-- start of ENTRIES --

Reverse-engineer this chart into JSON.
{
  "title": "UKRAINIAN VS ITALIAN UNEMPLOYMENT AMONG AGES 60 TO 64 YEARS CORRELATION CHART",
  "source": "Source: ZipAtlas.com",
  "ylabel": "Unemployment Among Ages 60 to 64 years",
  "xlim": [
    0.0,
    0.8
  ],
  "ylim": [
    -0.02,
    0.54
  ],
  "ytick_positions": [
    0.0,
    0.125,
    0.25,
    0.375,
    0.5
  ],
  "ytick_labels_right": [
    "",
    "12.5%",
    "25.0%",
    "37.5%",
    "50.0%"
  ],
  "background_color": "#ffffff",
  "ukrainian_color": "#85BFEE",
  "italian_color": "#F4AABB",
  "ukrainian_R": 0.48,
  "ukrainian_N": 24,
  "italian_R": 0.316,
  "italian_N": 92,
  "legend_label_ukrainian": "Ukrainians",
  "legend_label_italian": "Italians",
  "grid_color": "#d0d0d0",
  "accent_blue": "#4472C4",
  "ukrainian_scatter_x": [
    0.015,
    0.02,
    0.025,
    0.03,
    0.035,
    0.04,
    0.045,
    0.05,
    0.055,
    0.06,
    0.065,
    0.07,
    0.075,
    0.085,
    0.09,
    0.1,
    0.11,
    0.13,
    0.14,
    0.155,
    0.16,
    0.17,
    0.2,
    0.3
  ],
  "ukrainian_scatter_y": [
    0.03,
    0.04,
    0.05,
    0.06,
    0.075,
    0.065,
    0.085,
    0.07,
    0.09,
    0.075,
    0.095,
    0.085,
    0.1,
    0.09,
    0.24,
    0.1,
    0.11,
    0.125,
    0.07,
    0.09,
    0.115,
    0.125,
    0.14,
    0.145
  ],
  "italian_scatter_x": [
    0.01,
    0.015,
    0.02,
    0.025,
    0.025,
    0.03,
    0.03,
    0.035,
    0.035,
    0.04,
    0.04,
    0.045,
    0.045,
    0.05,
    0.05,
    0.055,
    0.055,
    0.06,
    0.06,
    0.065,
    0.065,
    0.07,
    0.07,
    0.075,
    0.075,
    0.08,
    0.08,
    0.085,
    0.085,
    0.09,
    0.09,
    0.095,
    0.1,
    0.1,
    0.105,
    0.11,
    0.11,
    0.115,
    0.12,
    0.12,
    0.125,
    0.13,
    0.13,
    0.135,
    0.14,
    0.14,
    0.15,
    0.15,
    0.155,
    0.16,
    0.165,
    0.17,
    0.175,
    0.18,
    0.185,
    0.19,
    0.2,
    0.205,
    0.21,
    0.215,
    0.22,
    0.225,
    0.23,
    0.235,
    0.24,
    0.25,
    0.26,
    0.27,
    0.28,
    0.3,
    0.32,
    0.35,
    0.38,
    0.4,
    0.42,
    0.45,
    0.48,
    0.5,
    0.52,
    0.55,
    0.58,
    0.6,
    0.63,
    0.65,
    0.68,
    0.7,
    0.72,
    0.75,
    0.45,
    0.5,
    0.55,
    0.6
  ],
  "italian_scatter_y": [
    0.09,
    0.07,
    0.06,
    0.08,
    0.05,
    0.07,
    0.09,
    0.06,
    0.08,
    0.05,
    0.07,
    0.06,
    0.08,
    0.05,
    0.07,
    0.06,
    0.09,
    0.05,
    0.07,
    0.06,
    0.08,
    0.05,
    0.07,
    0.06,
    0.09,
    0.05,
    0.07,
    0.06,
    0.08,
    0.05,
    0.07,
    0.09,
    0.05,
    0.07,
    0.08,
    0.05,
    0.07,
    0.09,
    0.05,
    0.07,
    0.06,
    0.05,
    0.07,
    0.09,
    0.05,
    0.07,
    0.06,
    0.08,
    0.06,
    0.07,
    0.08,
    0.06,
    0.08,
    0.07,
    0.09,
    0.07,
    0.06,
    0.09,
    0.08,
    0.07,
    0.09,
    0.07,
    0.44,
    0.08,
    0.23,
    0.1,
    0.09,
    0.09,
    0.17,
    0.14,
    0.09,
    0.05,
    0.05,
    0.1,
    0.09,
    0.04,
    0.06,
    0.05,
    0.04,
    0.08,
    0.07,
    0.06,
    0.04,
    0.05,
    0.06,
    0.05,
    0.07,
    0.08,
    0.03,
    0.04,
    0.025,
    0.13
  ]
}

-- end of ENTRIES --

**AIM**
Type out the material again exactly as presented.

**WRITTEN SOLUTION**
Reverse-engineer this chart into JSON.
{
  "title": "UKRAINIAN VS ITALIAN UNEMPLOYMENT AMONG AGES 60 TO 64 YEARS CORRELATION CHART",
  "source": "Source: ZipAtlas.com",
  "ylabel": "Unemployment Among Ages 60 to 64 years",
  "xlim": [
    0.0,
    0.8
  ],
  "ylim": [
    -0.02,
    0.54
  ],
  "ytick_positions": [
    0.0,
    0.125,
    0.25,
    0.375,
    0.5
  ],
  "ytick_labels_right": [
    "",
    "12.5%",
    "25.0%",
    "37.5%",
    "50.0%"
  ],
  "background_color": "#ffffff",
  "ukrainian_color": "#85BFEE",
  "italian_color": "#F4AABB",
  "ukrainian_R": 0.48,
  "ukrainian_N": 24,
  "italian_R": 0.316,
  "italian_N": 92,
  "legend_label_ukrainian": "Ukrainians",
  "legend_label_italian": "Italians",
  "grid_color": "#d0d0d0",
  "accent_blue": "#4472C4",
  "ukrainian_scatter_x": [
    0.015,
    0.02,
    0.025,
    0.03,
    0.035,
    0.04,
    0.045,
    0.05,
    0.055,
    0.06,
    0.065,
    0.07,
    0.075,
    0.085,
    0.09,
    0.1,
    0.11,
    0.13,
    0.14,
    0.155,
    0.16,
    0.17,
    0.2,
    0.3
  ],
  "ukrainian_scatter_y": [
    0.03,
    0.04,
    0.05,
    0.06,
    0.075,
    0.065,
    0.085,
    0.07,
    0.09,
    0.075,
    0.095,
    0.085,
    0.1,
    0.09,
    0.24,
    0.1,
    0.11,
    0.125,
    0.07,
    0.09,
    0.115,
    0.125,
    0.14,
    0.145
  ],
  "italian_scatter_x": [
    0.01,
    0.015,
    0.02,
    0.025,
    0.025,
    0.03,
    0.03,
    0.035,
    0.035,
    0.04,
    0.04,
    0.045,
    0.045,
    0.05,
    0.05,
    0.055,
    0.055,
    0.06,
    0.06,
    0.065,
    0.065,
    0.07,
    0.07,
    0.075,
    0.075,
    0.08,
    0.08,
    0.085,
    0.085,
    0.09,
    0.09,
    0.095,
    0.1,
    0.1,
    0.105,
    0.11,
    0.11,
    0.115,
    0.12,
    0.12,
    0.125,
    0.13,
    0.13,
    0.135,
    0.14,
    0.14,
    0.15,
    0.15,
    0.155,
    0.16,
    0.165,
    0.17,
    0.175,
    0.18,
    0.185,
    0.19,
    0.2,
    0.205,
    0.21,
    0.215,
    0.22,
    0.225,
    0.23,
    0.235,
    0.24,
    0.25,
    0.26,
    0.27,
    0.28,
    0.3,
    0.32,
    0.35,
    0.38,
    0.4,
    0.42,
    0.45,
    0.48,
    0.5,
    0.52,
    0.55,
    0.58,
    0.6,
    0.63,
    0.65,
    0.68,
    0.7,
    0.72,
    0.75,
    0.45,
    0.5,
    0.55,
    0.6
  ],
  "italian_scatter_y": [
    0.09,
    0.07,
    0.06,
    0.08,
    0.05,
    0.07,
    0.09,
    0.06,
    0.08,
    0.05,
    0.07,
    0.06,
    0.08,
    0.05,
    0.07,
    0.06,
    0.09,
    0.05,
    0.07,
    0.06,
    0.08,
    0.05,
    0.07,
    0.06,
    0.09,
    0.05,
    0.07,
    0.06,
    0.08,
    0.05,
    0.07,
    0.09,
    0.05,
    0.07,
    0.08,
    0.05,
    0.07,
    0.09,
    0.05,
    0.07,
    0.06,
    0.05,
    0.07,
    0.09,
    0.05,
    0.07,
    0.06,
    0.08,
    0.06,
    0.07,
    0.08,
    0.06,
    0.08,
    0.07,
    0.09,
    0.07,
    0.06,
    0.09,
    0.08,
    0.07,
    0.09,
    0.07,
    0.44,
    0.08,
    0.23,
    0.1,
    0.09,
    0.09,
    0.17,
    0.14,
    0.09,
    0.05,
    0.05,
    0.1,
    0.09,
    0.04,
    0.06,
    0.05,
    0.04,
    0.08,
    0.07,
    0.06,
    0.04,
    0.05,
    0.06,
    0.05,
    0.07,
    0.08,
    0.03,
    0.04,
    0.025,
    0.13
  ]
}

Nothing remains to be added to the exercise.